**Short exercise**
Every entry below should be repeated exactly; the pictures should not.

Data excerpts
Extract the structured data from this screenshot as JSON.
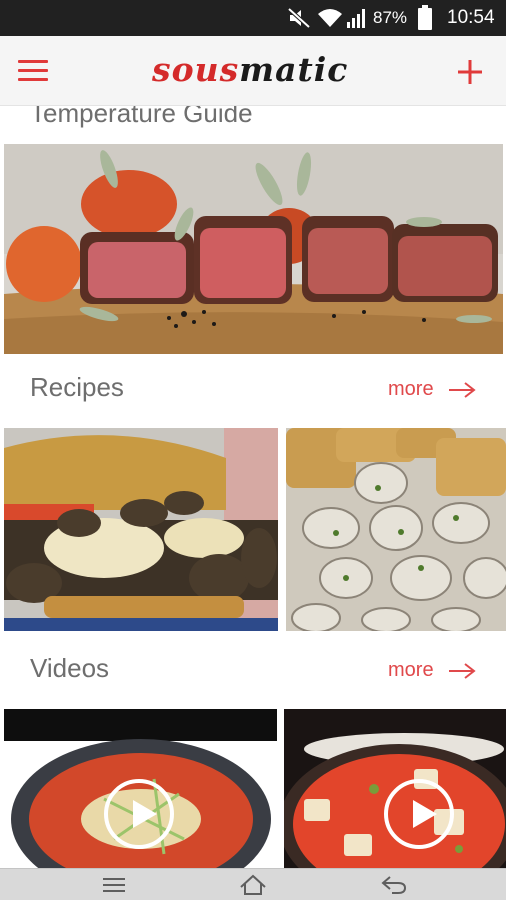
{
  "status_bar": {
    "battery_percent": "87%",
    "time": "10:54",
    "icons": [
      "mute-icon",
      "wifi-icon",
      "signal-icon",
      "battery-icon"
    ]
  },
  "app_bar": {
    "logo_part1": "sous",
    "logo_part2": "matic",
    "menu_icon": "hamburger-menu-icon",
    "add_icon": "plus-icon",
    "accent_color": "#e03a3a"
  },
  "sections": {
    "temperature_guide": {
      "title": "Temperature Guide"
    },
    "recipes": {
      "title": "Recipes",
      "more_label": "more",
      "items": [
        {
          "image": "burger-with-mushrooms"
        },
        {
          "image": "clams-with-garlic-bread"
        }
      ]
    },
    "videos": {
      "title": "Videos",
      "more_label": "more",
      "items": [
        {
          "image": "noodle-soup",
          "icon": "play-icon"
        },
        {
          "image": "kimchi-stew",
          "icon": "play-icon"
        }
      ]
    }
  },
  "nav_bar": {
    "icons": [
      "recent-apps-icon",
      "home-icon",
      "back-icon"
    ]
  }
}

**Solution below**
Extract the structured data from this screenshot as JSON.
{
  "status_bar": {
    "battery_percent": "87%",
    "time": "10:54",
    "icons": [
      "mute-icon",
      "wifi-icon",
      "signal-icon",
      "battery-icon"
    ]
  },
  "app_bar": {
    "logo_part1": "sous",
    "logo_part2": "matic",
    "menu_icon": "hamburger-menu-icon",
    "add_icon": "plus-icon",
    "accent_color": "#e03a3a"
  },
  "sections": {
    "temperature_guide": {
      "title": "Temperature Guide"
    },
    "recipes": {
      "title": "Recipes",
      "more_label": "more",
      "items": [
        {
          "image": "burger-with-mushrooms"
        },
        {
          "image": "clams-with-garlic-bread"
        }
      ]
    },
    "videos": {
      "title": "Videos",
      "more_label": "more",
      "items": [
        {
          "image": "noodle-soup",
          "icon": "play-icon"
        },
        {
          "image": "kimchi-stew",
          "icon": "play-icon"
        }
      ]
    }
  },
  "nav_bar": {
    "icons": [
      "recent-apps-icon",
      "home-icon",
      "back-icon"
    ]
  }
}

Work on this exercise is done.